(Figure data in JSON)
────────────────────

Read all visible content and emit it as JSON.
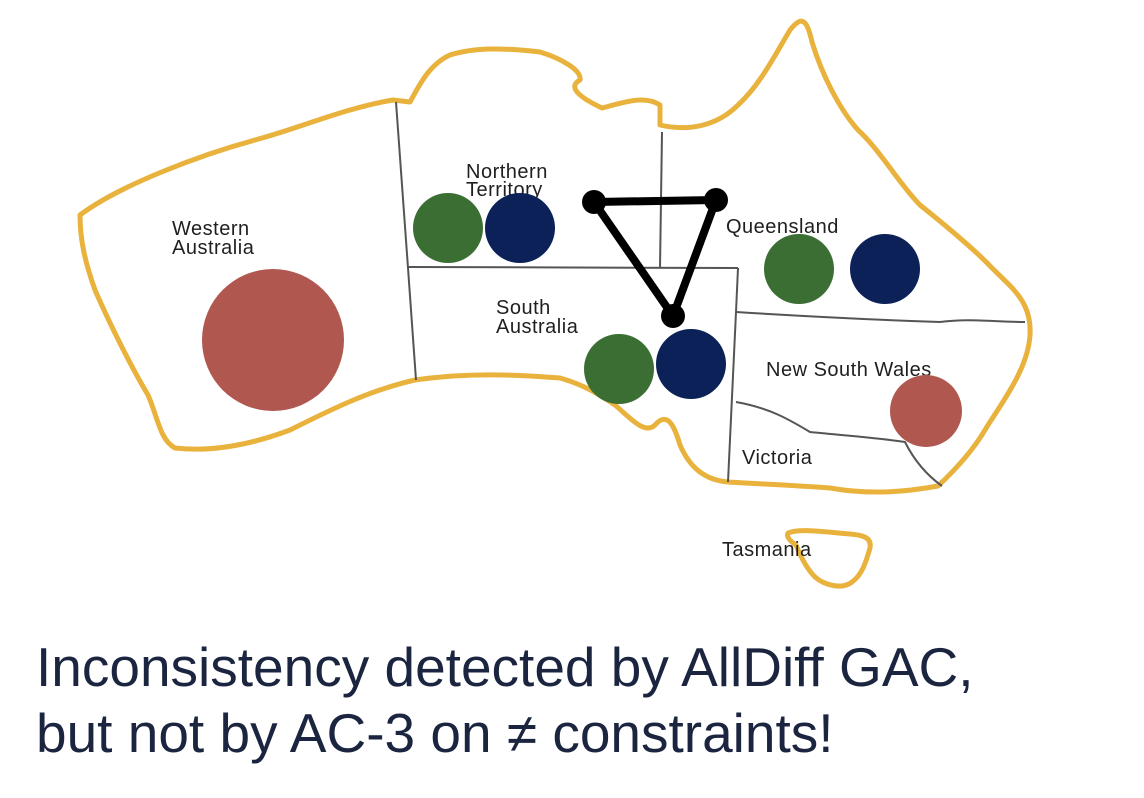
{
  "regions": {
    "western_australia": [
      "Western",
      "Australia"
    ],
    "northern_territory": [
      "Northern",
      "Territory"
    ],
    "south_australia": [
      "South",
      "Australia"
    ],
    "queensland": "Queensland",
    "new_south_wales": "New South Wales",
    "victoria": "Victoria",
    "tasmania": "Tasmania"
  },
  "colors": {
    "outline": "#e8b23c",
    "border": "#555555",
    "red": "#b0584f",
    "green": "#3a6e33",
    "blue": "#0b2157",
    "constraint": "#000000"
  },
  "domains": {
    "western_australia": [
      "red"
    ],
    "northern_territory": [
      "green",
      "blue"
    ],
    "queensland": [
      "green",
      "blue"
    ],
    "south_australia": [
      "green",
      "blue"
    ],
    "new_south_wales": [
      "red"
    ]
  },
  "constraint_triangle": [
    "northern_territory",
    "queensland",
    "south_australia"
  ],
  "caption": {
    "line1": "Inconsistency detected by AllDiff GAC,",
    "line2": "but not by AC-3 on ≠ constraints!"
  }
}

────────────────────

Brief:
Repeat the records above verbatim, with no pictures in the result.

Solution to this problem:
Read all visible content and emit it as JSON.
{
  "regions": {
    "western_australia": [
      "Western",
      "Australia"
    ],
    "northern_territory": [
      "Northern",
      "Territory"
    ],
    "south_australia": [
      "South",
      "Australia"
    ],
    "queensland": "Queensland",
    "new_south_wales": "New South Wales",
    "victoria": "Victoria",
    "tasmania": "Tasmania"
  },
  "colors": {
    "outline": "#e8b23c",
    "border": "#555555",
    "red": "#b0584f",
    "green": "#3a6e33",
    "blue": "#0b2157",
    "constraint": "#000000"
  },
  "domains": {
    "western_australia": [
      "red"
    ],
    "northern_territory": [
      "green",
      "blue"
    ],
    "queensland": [
      "green",
      "blue"
    ],
    "south_australia": [
      "green",
      "blue"
    ],
    "new_south_wales": [
      "red"
    ]
  },
  "constraint_triangle": [
    "northern_territory",
    "queensland",
    "south_australia"
  ],
  "caption": {
    "line1": "Inconsistency detected by AllDiff GAC,",
    "line2": "but not by AC-3 on ≠ constraints!"
  }
}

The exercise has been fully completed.